> Request: Quote every line as written. Omit pictures.

╭─ Data section

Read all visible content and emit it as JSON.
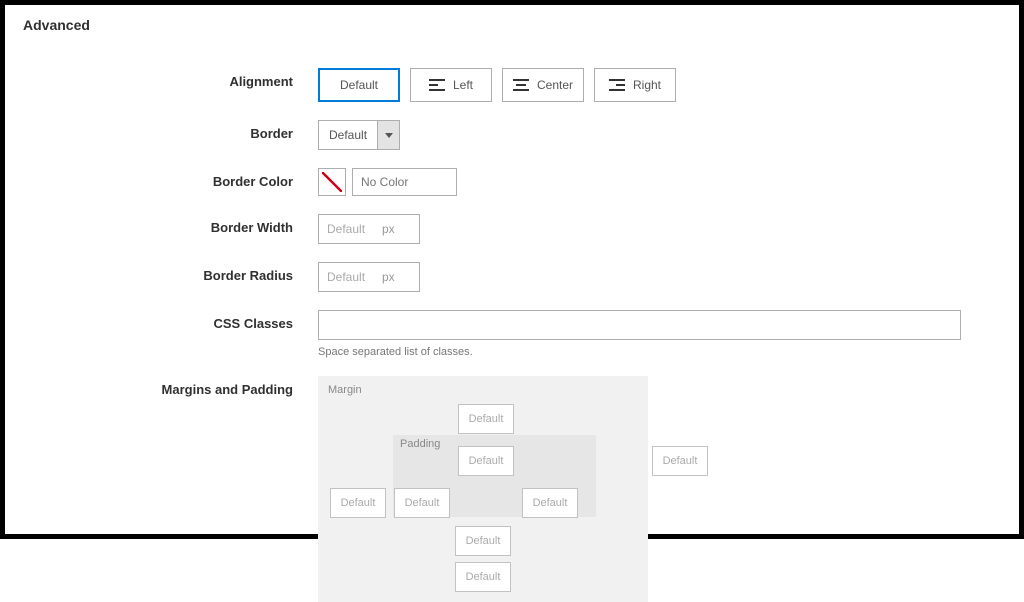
{
  "sectionTitle": "Advanced",
  "alignment": {
    "label": "Alignment",
    "options": {
      "default": "Default",
      "left": "Left",
      "center": "Center",
      "right": "Right"
    }
  },
  "border": {
    "label": "Border",
    "value": "Default"
  },
  "borderColor": {
    "label": "Border Color",
    "placeholder": "No Color"
  },
  "borderWidth": {
    "label": "Border Width",
    "placeholder": "Default",
    "unit": "px"
  },
  "borderRadius": {
    "label": "Border Radius",
    "placeholder": "Default",
    "unit": "px"
  },
  "cssClasses": {
    "label": "CSS Classes",
    "help": "Space separated list of classes."
  },
  "marginsPadding": {
    "label": "Margins and Padding",
    "marginLabel": "Margin",
    "paddingLabel": "Padding",
    "placeholder": "Default"
  }
}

╰─

> Task output:
Read all visible content and emit it as JSON.
{
  "sectionTitle": "Advanced",
  "alignment": {
    "label": "Alignment",
    "options": {
      "default": "Default",
      "left": "Left",
      "center": "Center",
      "right": "Right"
    }
  },
  "border": {
    "label": "Border",
    "value": "Default"
  },
  "borderColor": {
    "label": "Border Color",
    "placeholder": "No Color"
  },
  "borderWidth": {
    "label": "Border Width",
    "placeholder": "Default",
    "unit": "px"
  },
  "borderRadius": {
    "label": "Border Radius",
    "placeholder": "Default",
    "unit": "px"
  },
  "cssClasses": {
    "label": "CSS Classes",
    "help": "Space separated list of classes."
  },
  "marginsPadding": {
    "label": "Margins and Padding",
    "marginLabel": "Margin",
    "paddingLabel": "Padding",
    "placeholder": "Default"
  }
}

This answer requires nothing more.